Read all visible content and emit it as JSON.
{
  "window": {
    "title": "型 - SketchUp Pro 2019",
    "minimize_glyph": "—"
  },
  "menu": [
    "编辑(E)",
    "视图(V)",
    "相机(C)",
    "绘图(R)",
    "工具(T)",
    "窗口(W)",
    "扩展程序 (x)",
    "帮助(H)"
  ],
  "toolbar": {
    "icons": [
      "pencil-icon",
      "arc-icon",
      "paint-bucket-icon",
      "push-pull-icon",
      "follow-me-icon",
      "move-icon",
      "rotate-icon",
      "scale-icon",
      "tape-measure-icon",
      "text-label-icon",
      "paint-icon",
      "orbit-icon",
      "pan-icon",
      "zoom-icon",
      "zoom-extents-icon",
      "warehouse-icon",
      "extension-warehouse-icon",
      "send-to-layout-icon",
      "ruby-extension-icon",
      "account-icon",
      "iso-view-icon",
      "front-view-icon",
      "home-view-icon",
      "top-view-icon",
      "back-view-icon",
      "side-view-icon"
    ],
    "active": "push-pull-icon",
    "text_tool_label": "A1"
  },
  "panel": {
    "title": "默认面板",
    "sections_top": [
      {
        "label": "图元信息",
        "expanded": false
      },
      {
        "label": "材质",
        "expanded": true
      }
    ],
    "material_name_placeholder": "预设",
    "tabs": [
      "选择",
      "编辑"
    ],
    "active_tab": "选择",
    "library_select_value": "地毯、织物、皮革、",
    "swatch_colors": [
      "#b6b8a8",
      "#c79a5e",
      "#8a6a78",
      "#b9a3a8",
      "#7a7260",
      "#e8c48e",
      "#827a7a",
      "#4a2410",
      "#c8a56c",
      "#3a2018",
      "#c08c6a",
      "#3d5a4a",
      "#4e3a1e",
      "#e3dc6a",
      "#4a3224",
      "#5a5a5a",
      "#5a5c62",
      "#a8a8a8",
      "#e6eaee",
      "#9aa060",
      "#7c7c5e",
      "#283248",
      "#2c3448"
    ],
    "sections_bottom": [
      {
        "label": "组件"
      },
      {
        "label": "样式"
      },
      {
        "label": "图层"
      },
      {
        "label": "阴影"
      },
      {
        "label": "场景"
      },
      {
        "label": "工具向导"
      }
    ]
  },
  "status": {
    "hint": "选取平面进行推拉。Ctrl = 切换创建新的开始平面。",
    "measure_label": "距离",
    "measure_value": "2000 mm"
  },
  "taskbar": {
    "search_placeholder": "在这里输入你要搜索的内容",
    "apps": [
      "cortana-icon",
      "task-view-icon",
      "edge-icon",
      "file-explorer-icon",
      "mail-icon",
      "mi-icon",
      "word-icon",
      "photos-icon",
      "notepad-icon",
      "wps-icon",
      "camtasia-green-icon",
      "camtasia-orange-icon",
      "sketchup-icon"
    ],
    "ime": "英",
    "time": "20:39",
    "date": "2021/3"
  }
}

---

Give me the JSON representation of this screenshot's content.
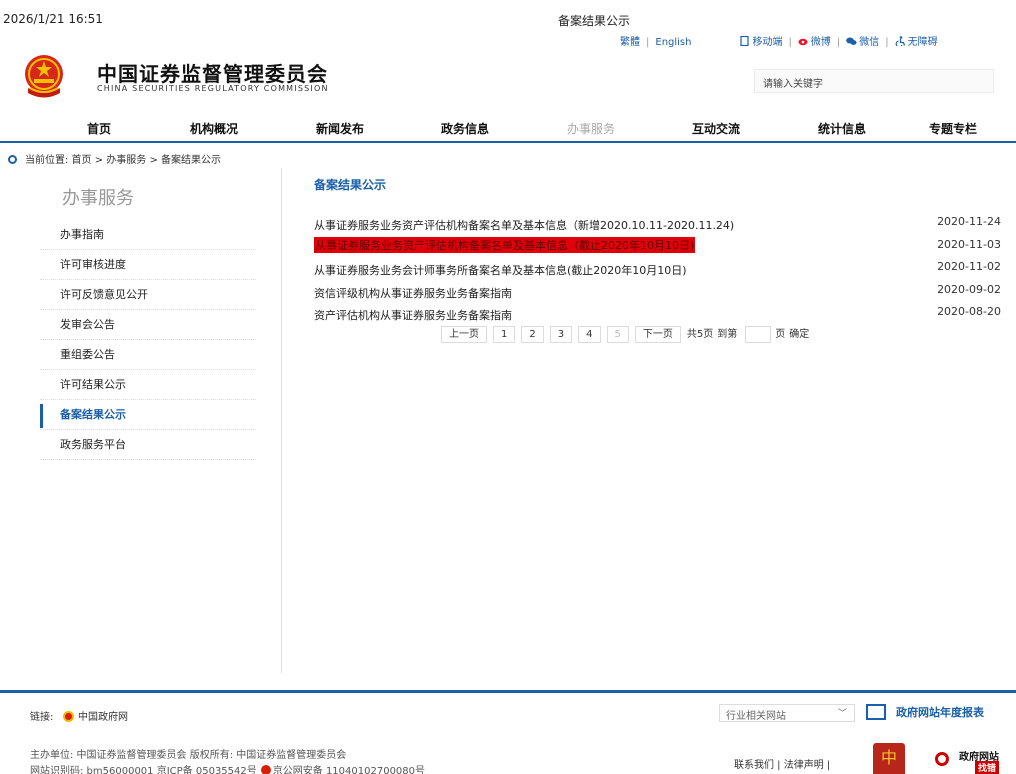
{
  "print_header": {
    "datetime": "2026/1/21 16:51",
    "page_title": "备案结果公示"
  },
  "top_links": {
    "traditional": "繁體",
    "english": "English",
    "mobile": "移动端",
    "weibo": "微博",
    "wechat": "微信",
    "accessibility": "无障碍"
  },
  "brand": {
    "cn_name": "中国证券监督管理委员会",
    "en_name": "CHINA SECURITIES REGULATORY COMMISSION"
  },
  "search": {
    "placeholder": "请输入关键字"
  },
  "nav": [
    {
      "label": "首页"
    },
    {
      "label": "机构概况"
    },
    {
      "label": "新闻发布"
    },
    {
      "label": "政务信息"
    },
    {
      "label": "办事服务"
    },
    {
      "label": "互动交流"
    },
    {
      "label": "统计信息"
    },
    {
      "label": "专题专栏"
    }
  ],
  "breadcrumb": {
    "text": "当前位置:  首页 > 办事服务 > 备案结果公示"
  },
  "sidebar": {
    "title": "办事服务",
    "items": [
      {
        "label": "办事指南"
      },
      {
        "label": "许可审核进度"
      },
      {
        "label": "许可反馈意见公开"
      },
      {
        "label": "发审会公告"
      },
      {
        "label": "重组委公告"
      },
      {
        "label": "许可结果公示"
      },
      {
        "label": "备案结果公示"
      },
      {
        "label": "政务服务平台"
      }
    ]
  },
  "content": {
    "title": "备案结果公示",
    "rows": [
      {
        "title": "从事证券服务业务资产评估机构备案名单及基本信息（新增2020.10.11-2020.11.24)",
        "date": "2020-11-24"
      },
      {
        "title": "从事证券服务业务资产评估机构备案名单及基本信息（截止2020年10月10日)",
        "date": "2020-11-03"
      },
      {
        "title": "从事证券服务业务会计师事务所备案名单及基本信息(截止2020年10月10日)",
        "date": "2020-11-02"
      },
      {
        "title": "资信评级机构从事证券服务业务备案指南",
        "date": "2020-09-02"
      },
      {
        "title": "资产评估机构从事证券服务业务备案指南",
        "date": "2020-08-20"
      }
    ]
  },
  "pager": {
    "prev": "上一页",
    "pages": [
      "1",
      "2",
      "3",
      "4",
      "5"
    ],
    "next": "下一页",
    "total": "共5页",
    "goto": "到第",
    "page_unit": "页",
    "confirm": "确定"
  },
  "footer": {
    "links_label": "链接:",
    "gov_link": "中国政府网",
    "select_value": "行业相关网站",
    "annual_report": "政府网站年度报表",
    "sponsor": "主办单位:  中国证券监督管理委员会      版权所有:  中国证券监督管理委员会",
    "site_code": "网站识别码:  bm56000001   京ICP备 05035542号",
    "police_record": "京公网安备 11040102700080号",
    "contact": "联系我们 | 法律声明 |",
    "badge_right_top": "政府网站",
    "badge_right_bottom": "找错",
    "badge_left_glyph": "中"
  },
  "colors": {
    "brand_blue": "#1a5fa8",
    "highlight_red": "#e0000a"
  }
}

EXERCISE PROMPT:
Show every line from the listing above in which the string "camtasia" appears.

RESULT FOR THIS EXERCISE:
      "camtasia-green-icon",
      "camtasia-orange-icon",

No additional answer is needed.